**What the task asks:**
Please extend the SnapMirror replication passage below, picking up after its last numbered step.

**Excerpted text:**
┌────────

The first case is obviously preferable to the second, because it provides the user or application with knowledge of the failure and the opportunity to preserve the data until the transaction can be attempted again. In the second case, the data can be discarded based on the belief that it is already safely stored.
With traditional asynchronous SnapMirror, data is replicated from the primary storage to a secondary or destination storage device on a schedule. If this schedule were configured to cause updates once per hour, for example, it is possible for a full hour of transactions to be written to the primary storage, and acknowledged by the application, only to be lost when a failure occurs before the next update. For this reason, many customers attempt to minimize the time between transfers. Some customers replicate as frequently as once per minute, which significantly reduces the amount of data that can be lost in a disaster.
This level of flexibility is good enough for the vast majority of applications and users. In most real-world environments, loss of one minute or five minutes of data is of trivial concern compared with the downtime incurred during such an event. Any disaster that completely destroys the data on the IBM System Storage N series storage system will most likely also destroy the relevant application servers, critical network infrastructure, and so on.
However, there are some customers and applications that have a zero data loss requirement even in the event of a complete failure at the primary site, as shown in Figure 13-6.
Figure 13-6 Availability
For these situations, synchronous mode is appropriate because it modifies the application environment described such that replication of data to the secondary storage occurs with each transaction, as explained here:
1. A user saves information in the application.
2. The client software communicates with a server and transmits the information.
3. The server software processes the information and transmits it to the operating system on the server.
4. The operating system software sends the information to the primary storage.

└────────

**Recorded information:**
┌────────

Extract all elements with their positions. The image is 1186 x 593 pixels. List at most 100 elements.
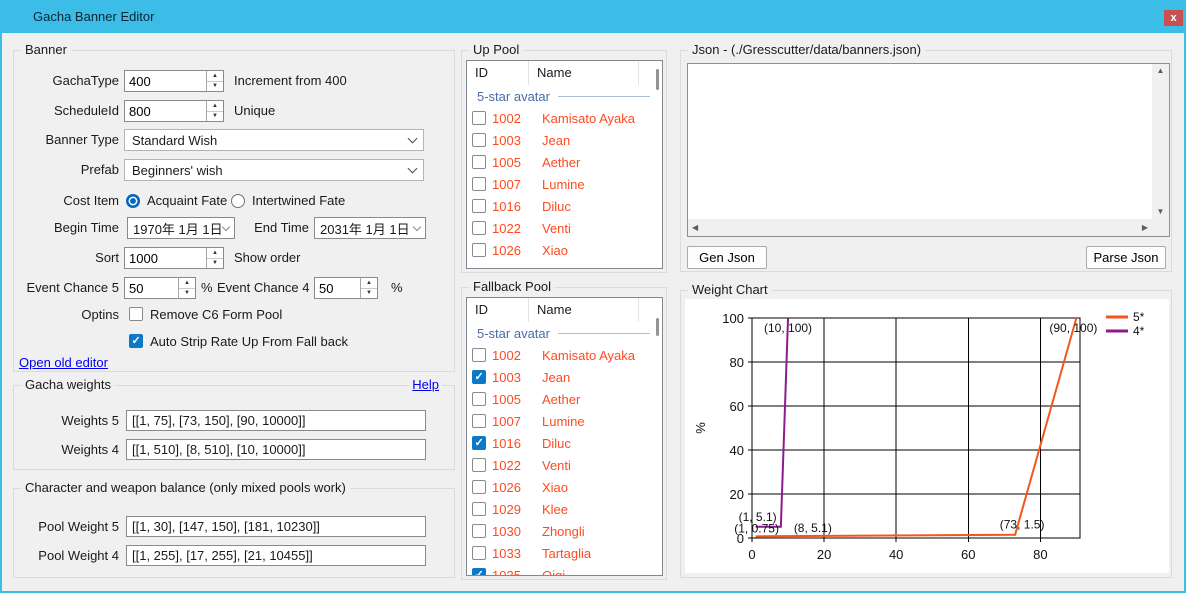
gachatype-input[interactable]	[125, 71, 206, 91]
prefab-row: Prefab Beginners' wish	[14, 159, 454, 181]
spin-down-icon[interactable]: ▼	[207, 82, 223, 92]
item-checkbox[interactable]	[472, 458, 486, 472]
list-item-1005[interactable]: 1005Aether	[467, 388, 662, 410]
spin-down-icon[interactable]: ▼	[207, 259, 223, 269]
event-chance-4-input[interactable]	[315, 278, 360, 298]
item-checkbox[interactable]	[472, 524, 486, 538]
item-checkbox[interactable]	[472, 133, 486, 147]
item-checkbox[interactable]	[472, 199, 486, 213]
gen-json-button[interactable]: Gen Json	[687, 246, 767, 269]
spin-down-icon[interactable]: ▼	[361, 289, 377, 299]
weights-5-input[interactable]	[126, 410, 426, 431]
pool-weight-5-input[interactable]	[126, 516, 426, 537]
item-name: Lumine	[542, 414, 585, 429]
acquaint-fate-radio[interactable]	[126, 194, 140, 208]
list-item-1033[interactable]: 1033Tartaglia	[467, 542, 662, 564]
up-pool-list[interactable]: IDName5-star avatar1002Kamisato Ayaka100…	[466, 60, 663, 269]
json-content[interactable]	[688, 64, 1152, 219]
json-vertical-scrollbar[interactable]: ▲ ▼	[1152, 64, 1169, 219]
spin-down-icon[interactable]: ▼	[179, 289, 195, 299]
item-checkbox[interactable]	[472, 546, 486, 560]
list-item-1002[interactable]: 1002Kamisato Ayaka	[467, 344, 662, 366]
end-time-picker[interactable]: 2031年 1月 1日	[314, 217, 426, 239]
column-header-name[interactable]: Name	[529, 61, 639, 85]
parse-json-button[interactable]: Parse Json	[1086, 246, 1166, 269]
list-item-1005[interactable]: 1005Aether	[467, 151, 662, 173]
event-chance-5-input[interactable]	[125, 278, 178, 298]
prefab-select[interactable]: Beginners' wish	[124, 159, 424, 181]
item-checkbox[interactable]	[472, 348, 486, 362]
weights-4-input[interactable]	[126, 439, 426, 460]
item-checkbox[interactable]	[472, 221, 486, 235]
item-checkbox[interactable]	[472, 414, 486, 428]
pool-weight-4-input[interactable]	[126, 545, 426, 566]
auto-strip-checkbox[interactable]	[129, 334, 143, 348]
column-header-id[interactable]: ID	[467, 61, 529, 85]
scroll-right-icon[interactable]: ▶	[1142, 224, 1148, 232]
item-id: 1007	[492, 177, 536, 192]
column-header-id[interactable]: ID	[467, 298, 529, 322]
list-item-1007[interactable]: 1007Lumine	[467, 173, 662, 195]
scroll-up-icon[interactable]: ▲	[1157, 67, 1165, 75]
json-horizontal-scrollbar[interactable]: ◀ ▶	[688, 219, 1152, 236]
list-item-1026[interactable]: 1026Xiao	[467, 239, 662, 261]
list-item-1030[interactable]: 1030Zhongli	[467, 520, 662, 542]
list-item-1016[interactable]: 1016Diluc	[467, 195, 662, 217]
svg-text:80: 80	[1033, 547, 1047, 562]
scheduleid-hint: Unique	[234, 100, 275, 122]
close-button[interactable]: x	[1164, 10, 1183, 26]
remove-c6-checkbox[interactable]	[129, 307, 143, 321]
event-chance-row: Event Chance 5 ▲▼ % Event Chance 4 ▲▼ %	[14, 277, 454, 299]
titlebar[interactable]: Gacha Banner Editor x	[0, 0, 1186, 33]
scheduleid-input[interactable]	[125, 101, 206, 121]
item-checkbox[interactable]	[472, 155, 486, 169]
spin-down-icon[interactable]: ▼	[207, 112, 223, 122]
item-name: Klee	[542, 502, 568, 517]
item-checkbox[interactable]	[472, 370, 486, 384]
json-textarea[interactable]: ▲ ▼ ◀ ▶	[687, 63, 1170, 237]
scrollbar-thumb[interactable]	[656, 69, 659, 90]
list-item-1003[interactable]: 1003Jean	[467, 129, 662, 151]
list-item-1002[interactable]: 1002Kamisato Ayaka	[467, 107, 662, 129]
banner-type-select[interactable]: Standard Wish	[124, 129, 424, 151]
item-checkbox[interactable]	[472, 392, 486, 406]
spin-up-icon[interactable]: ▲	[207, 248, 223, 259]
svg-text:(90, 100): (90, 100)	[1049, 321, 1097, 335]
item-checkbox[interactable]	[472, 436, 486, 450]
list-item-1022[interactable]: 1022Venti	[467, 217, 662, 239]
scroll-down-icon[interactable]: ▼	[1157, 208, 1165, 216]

└────────

**Output of the task:**
5. The primary storage sends the information to the secondary storage.
6. The secondary storage acknowledges receipt of the data.
7. The primary storage acknowledges receipt of the data.
8. The operating system tells the application server that the write is complete.
9. The application server tells the client that the write is complete.
10. The client software tells the user that the write is complete.
The key difference, from the application’s point of view, is that the storage does not acknowledge the write until the data has been written to both the primary and the secondary storage. It has some performance impact, as described later, but modifies the failure scenario in beneficial ways:
If the failure occurs before step 7, the storage never acknowledges receipt of the data. It results in the user receiving an error message from the application, indicating that it failed to save the transaction. It causes inconvenience, but no data loss.
If the failure occurs during or after step 7, the data is safely preserved on the secondary storage system despite the failure of the primary.
 
Attention: Regardless of what technology is used, it is always possible to lose data. The key point here is that with synchronous mode, loss of data that has been acknowledged is prevented.
Operation
The first step involved in synchronous replication is a one-time, baseline transfer of the entire data set, just as in asynchronous mode, as described in 13.3.1, “Asynchronous mode” on page 180.
 
Tip: SnapMirror must be licensed before synchronous SnapMirror.
After the baseline transfer has completed, SnapMirror can change to synchronous mode, as follows:
1. Asynchronous updates occur, as described earlier, until the primary and secondary file systems are close to being synchronized.
2. NVLOG forwarding begins. It is a method for transferring updates as they occur.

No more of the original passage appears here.